- RECORD SET
<<<<
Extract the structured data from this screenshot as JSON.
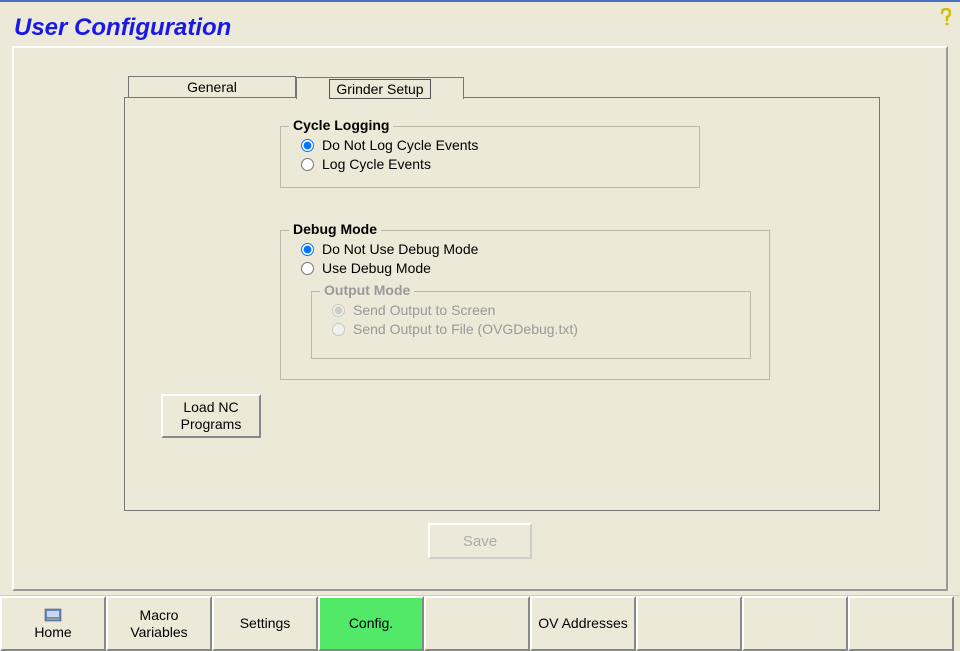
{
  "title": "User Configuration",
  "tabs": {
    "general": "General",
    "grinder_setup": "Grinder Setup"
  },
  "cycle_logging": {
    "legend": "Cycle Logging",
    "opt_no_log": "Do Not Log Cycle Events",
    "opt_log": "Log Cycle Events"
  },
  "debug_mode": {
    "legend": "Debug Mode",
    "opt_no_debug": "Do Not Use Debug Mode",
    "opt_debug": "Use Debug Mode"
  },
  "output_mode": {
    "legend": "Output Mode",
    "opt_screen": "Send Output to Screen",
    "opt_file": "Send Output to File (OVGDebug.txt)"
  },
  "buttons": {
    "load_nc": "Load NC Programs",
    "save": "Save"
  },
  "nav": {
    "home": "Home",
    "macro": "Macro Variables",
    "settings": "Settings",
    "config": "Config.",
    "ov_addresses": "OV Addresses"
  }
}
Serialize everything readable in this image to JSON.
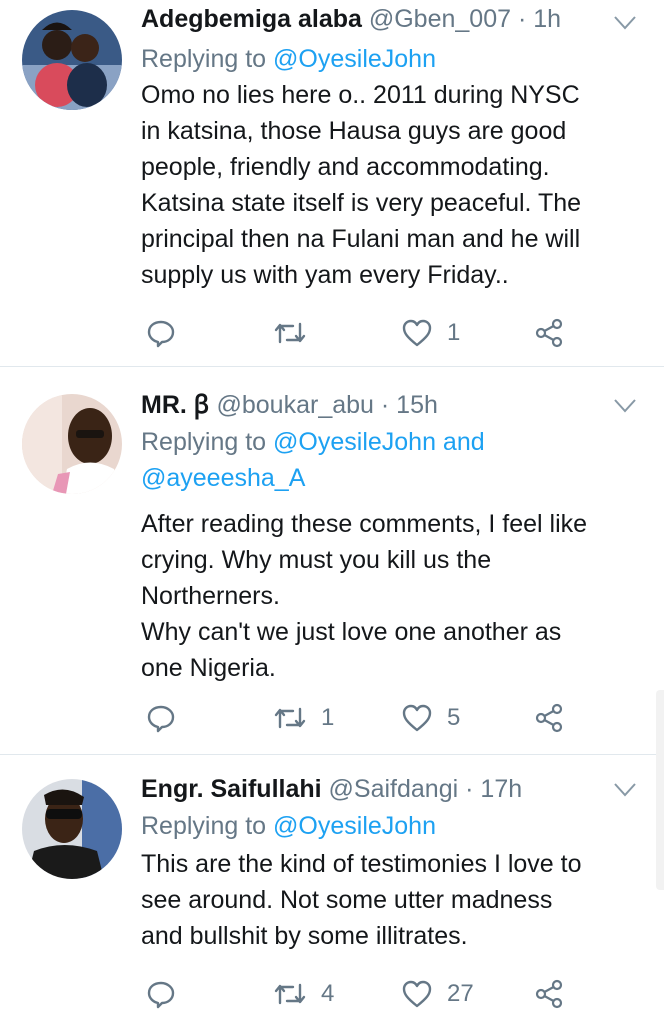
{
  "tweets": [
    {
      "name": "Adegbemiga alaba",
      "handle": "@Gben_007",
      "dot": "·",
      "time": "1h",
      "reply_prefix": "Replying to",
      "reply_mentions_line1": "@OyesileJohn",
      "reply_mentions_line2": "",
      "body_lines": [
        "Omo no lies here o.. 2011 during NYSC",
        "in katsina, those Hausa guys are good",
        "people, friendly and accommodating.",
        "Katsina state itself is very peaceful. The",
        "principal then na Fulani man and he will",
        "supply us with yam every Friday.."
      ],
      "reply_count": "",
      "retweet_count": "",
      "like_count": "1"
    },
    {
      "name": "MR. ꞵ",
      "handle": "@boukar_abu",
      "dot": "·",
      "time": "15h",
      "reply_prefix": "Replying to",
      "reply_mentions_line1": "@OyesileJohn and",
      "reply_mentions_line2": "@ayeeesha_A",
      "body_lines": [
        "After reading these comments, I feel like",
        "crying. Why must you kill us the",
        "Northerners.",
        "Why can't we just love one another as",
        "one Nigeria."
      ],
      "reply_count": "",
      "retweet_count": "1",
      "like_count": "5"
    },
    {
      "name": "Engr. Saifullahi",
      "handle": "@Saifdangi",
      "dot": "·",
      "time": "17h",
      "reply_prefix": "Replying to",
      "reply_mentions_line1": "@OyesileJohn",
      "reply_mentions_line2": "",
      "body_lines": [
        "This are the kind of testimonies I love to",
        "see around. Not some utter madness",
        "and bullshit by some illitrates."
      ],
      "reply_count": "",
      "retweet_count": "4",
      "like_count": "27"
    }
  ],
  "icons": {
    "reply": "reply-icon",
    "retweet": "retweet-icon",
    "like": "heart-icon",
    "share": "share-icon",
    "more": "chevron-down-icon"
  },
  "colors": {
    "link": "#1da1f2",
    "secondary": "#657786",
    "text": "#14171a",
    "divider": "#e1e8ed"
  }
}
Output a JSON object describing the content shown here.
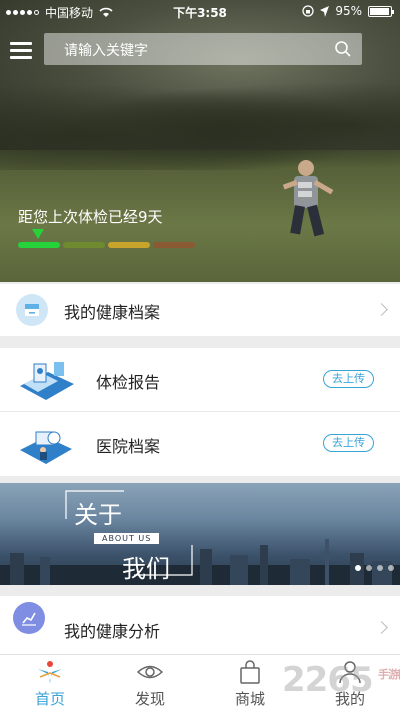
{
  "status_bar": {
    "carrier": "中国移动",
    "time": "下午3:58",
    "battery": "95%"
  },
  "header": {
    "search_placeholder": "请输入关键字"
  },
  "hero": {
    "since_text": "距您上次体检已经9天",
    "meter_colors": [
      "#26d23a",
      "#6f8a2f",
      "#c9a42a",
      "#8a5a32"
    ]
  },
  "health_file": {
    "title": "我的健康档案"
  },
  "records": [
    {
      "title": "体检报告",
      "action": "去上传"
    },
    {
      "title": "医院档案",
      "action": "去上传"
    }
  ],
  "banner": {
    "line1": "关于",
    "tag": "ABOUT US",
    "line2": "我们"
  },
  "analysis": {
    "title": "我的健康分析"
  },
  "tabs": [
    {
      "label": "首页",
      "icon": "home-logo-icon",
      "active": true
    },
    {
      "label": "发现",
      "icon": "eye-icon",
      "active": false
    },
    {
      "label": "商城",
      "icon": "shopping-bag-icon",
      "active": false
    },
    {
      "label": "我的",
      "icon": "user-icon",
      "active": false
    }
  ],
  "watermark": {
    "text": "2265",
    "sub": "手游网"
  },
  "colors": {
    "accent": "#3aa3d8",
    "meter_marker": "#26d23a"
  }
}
>>>>
- OBJECTIVE
Print each of the records above exactly as written, leaving no picture in the copy.

- THE OUTPUT
Extract the structured data from this screenshot as JSON.
{
  "title": "User Configuration",
  "tabs": {
    "general": "General",
    "grinder_setup": "Grinder Setup"
  },
  "cycle_logging": {
    "legend": "Cycle Logging",
    "opt_no_log": "Do Not Log Cycle Events",
    "opt_log": "Log Cycle Events"
  },
  "debug_mode": {
    "legend": "Debug Mode",
    "opt_no_debug": "Do Not Use Debug Mode",
    "opt_debug": "Use Debug Mode"
  },
  "output_mode": {
    "legend": "Output Mode",
    "opt_screen": "Send Output to Screen",
    "opt_file": "Send Output to File (OVGDebug.txt)"
  },
  "buttons": {
    "load_nc": "Load NC Programs",
    "save": "Save"
  },
  "nav": {
    "home": "Home",
    "macro": "Macro Variables",
    "settings": "Settings",
    "config": "Config.",
    "ov_addresses": "OV Addresses"
  }
}
Serialize everything readable in this image to JSON.
{
  "tweets": [
    {
      "name": "Adegbemiga alaba",
      "handle": "@Gben_007",
      "dot": "·",
      "time": "1h",
      "reply_prefix": "Replying to",
      "reply_mentions_line1": "@OyesileJohn",
      "reply_mentions_line2": "",
      "body_lines": [
        "Omo no lies here o.. 2011 during NYSC",
        "in katsina, those Hausa guys are good",
        "people, friendly and accommodating.",
        "Katsina state itself is very peaceful. The",
        "principal then na Fulani man and he will",
        "supply us with yam every Friday.."
      ],
      "reply_count": "",
      "retweet_count": "",
      "like_count": "1"
    },
    {
      "name": "MR. ꞵ",
      "handle": "@boukar_abu",
      "dot": "·",
      "time": "15h",
      "reply_prefix": "Replying to",
      "reply_mentions_line1": "@OyesileJohn and",
      "reply_mentions_line2": "@ayeeesha_A",
      "body_lines": [
        "After reading these comments, I feel like",
        "crying. Why must you kill us the",
        "Northerners.",
        "Why can't we just love one another as",
        "one Nigeria."
      ],
      "reply_count": "",
      "retweet_count": "1",
      "like_count": "5"
    },
    {
      "name": "Engr. Saifullahi",
      "handle": "@Saifdangi",
      "dot": "·",
      "time": "17h",
      "reply_prefix": "Replying to",
      "reply_mentions_line1": "@OyesileJohn",
      "reply_mentions_line2": "",
      "body_lines": [
        "This are the kind of testimonies I love to",
        "see around. Not some utter madness",
        "and bullshit by some illitrates."
      ],
      "reply_count": "",
      "retweet_count": "4",
      "like_count": "27"
    }
  ],
  "icons": {
    "reply": "reply-icon",
    "retweet": "retweet-icon",
    "like": "heart-icon",
    "share": "share-icon",
    "more": "chevron-down-icon"
  },
  "colors": {
    "link": "#1da1f2",
    "secondary": "#657786",
    "text": "#14171a",
    "divider": "#e1e8ed"
  }
}
Output a JSON object describing the content shown here.
{
  "status_bar": {
    "carrier": "中国移动",
    "time": "下午3:58",
    "battery": "95%"
  },
  "header": {
    "search_placeholder": "请输入关键字"
  },
  "hero": {
    "since_text": "距您上次体检已经9天",
    "meter_colors": [
      "#26d23a",
      "#6f8a2f",
      "#c9a42a",
      "#8a5a32"
    ]
  },
  "health_file": {
    "title": "我的健康档案"
  },
  "records": [
    {
      "title": "体检报告",
      "action": "去上传"
    },
    {
      "title": "医院档案",
      "action": "去上传"
    }
  ],
  "banner": {
    "line1": "关于",
    "tag": "ABOUT US",
    "line2": "我们"
  },
  "analysis": {
    "title": "我的健康分析"
  },
  "tabs": [
    {
      "label": "首页",
      "icon": "home-logo-icon",
      "active": true
    },
    {
      "label": "发现",
      "icon": "eye-icon",
      "active": false
    },
    {
      "label": "商城",
      "icon": "shopping-bag-icon",
      "active": false
    },
    {
      "label": "我的",
      "icon": "user-icon",
      "active": false
    }
  ],
  "watermark": {
    "text": "2265",
    "sub": "手游网"
  },
  "colors": {
    "accent": "#3aa3d8",
    "meter_marker": "#26d23a"
  }
}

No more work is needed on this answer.